## BEGIN MATERIAL FOR THIS EXERCISE

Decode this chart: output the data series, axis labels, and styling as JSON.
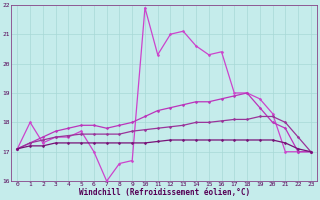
{
  "xlabel": "Windchill (Refroidissement éolien,°C)",
  "xlim": [
    -0.5,
    23.5
  ],
  "ylim": [
    16,
    22
  ],
  "xticks": [
    0,
    1,
    2,
    3,
    4,
    5,
    6,
    7,
    8,
    9,
    10,
    11,
    12,
    13,
    14,
    15,
    16,
    17,
    18,
    19,
    20,
    21,
    22,
    23
  ],
  "yticks": [
    16,
    17,
    18,
    19,
    20,
    21,
    22
  ],
  "bg_color": "#c5eceb",
  "grid_color": "#a8d8d6",
  "lines": [
    {
      "x": [
        0,
        1,
        2,
        3,
        4,
        5,
        6,
        7,
        8,
        9,
        10,
        11,
        12,
        13,
        14,
        15,
        16,
        17,
        18,
        19,
        20,
        21,
        22,
        23
      ],
      "y": [
        17.1,
        18.0,
        17.3,
        17.5,
        17.5,
        17.7,
        17.0,
        16.0,
        16.6,
        16.7,
        21.9,
        20.3,
        21.0,
        21.1,
        20.6,
        20.3,
        20.4,
        19.0,
        19.0,
        18.8,
        18.3,
        17.0,
        17.0,
        17.0
      ],
      "color": "#cc44cc",
      "lw": 0.9
    },
    {
      "x": [
        0,
        1,
        2,
        3,
        4,
        5,
        6,
        7,
        8,
        9,
        10,
        11,
        12,
        13,
        14,
        15,
        16,
        17,
        18,
        19,
        20,
        21,
        22,
        23
      ],
      "y": [
        17.1,
        17.3,
        17.5,
        17.7,
        17.8,
        17.9,
        17.9,
        17.8,
        17.9,
        18.0,
        18.2,
        18.4,
        18.5,
        18.6,
        18.7,
        18.7,
        18.8,
        18.9,
        19.0,
        18.5,
        18.0,
        17.8,
        17.0,
        17.0
      ],
      "color": "#bb33bb",
      "lw": 0.9
    },
    {
      "x": [
        0,
        1,
        2,
        3,
        4,
        5,
        6,
        7,
        8,
        9,
        10,
        11,
        12,
        13,
        14,
        15,
        16,
        17,
        18,
        19,
        20,
        21,
        22,
        23
      ],
      "y": [
        17.1,
        17.3,
        17.4,
        17.5,
        17.55,
        17.6,
        17.6,
        17.6,
        17.6,
        17.7,
        17.75,
        17.8,
        17.85,
        17.9,
        18.0,
        18.0,
        18.05,
        18.1,
        18.1,
        18.2,
        18.2,
        18.0,
        17.5,
        17.0
      ],
      "color": "#993399",
      "lw": 0.9
    },
    {
      "x": [
        0,
        1,
        2,
        3,
        4,
        5,
        6,
        7,
        8,
        9,
        10,
        11,
        12,
        13,
        14,
        15,
        16,
        17,
        18,
        19,
        20,
        21,
        22,
        23
      ],
      "y": [
        17.1,
        17.2,
        17.2,
        17.3,
        17.3,
        17.3,
        17.3,
        17.3,
        17.3,
        17.3,
        17.3,
        17.35,
        17.4,
        17.4,
        17.4,
        17.4,
        17.4,
        17.4,
        17.4,
        17.4,
        17.4,
        17.3,
        17.1,
        17.0
      ],
      "color": "#771177",
      "lw": 0.9
    }
  ],
  "tick_fontsize": 4.5,
  "xlabel_fontsize": 5.5
}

## END MATERIAL FOR THIS EXERCISE

◆ WHAT IS BEING ASKED
Print every entry above again without changing a word, and omit the pictures.

◆ THE RESULT
Decode this chart: output the data series, axis labels, and styling as JSON.
{
  "xlabel": "Windchill (Refroidissement éolien,°C)",
  "xlim": [
    -0.5,
    23.5
  ],
  "ylim": [
    16,
    22
  ],
  "xticks": [
    0,
    1,
    2,
    3,
    4,
    5,
    6,
    7,
    8,
    9,
    10,
    11,
    12,
    13,
    14,
    15,
    16,
    17,
    18,
    19,
    20,
    21,
    22,
    23
  ],
  "yticks": [
    16,
    17,
    18,
    19,
    20,
    21,
    22
  ],
  "bg_color": "#c5eceb",
  "grid_color": "#a8d8d6",
  "lines": [
    {
      "x": [
        0,
        1,
        2,
        3,
        4,
        5,
        6,
        7,
        8,
        9,
        10,
        11,
        12,
        13,
        14,
        15,
        16,
        17,
        18,
        19,
        20,
        21,
        22,
        23
      ],
      "y": [
        17.1,
        18.0,
        17.3,
        17.5,
        17.5,
        17.7,
        17.0,
        16.0,
        16.6,
        16.7,
        21.9,
        20.3,
        21.0,
        21.1,
        20.6,
        20.3,
        20.4,
        19.0,
        19.0,
        18.8,
        18.3,
        17.0,
        17.0,
        17.0
      ],
      "color": "#cc44cc",
      "lw": 0.9
    },
    {
      "x": [
        0,
        1,
        2,
        3,
        4,
        5,
        6,
        7,
        8,
        9,
        10,
        11,
        12,
        13,
        14,
        15,
        16,
        17,
        18,
        19,
        20,
        21,
        22,
        23
      ],
      "y": [
        17.1,
        17.3,
        17.5,
        17.7,
        17.8,
        17.9,
        17.9,
        17.8,
        17.9,
        18.0,
        18.2,
        18.4,
        18.5,
        18.6,
        18.7,
        18.7,
        18.8,
        18.9,
        19.0,
        18.5,
        18.0,
        17.8,
        17.0,
        17.0
      ],
      "color": "#bb33bb",
      "lw": 0.9
    },
    {
      "x": [
        0,
        1,
        2,
        3,
        4,
        5,
        6,
        7,
        8,
        9,
        10,
        11,
        12,
        13,
        14,
        15,
        16,
        17,
        18,
        19,
        20,
        21,
        22,
        23
      ],
      "y": [
        17.1,
        17.3,
        17.4,
        17.5,
        17.55,
        17.6,
        17.6,
        17.6,
        17.6,
        17.7,
        17.75,
        17.8,
        17.85,
        17.9,
        18.0,
        18.0,
        18.05,
        18.1,
        18.1,
        18.2,
        18.2,
        18.0,
        17.5,
        17.0
      ],
      "color": "#993399",
      "lw": 0.9
    },
    {
      "x": [
        0,
        1,
        2,
        3,
        4,
        5,
        6,
        7,
        8,
        9,
        10,
        11,
        12,
        13,
        14,
        15,
        16,
        17,
        18,
        19,
        20,
        21,
        22,
        23
      ],
      "y": [
        17.1,
        17.2,
        17.2,
        17.3,
        17.3,
        17.3,
        17.3,
        17.3,
        17.3,
        17.3,
        17.3,
        17.35,
        17.4,
        17.4,
        17.4,
        17.4,
        17.4,
        17.4,
        17.4,
        17.4,
        17.4,
        17.3,
        17.1,
        17.0
      ],
      "color": "#771177",
      "lw": 0.9
    }
  ],
  "tick_fontsize": 4.5,
  "xlabel_fontsize": 5.5
}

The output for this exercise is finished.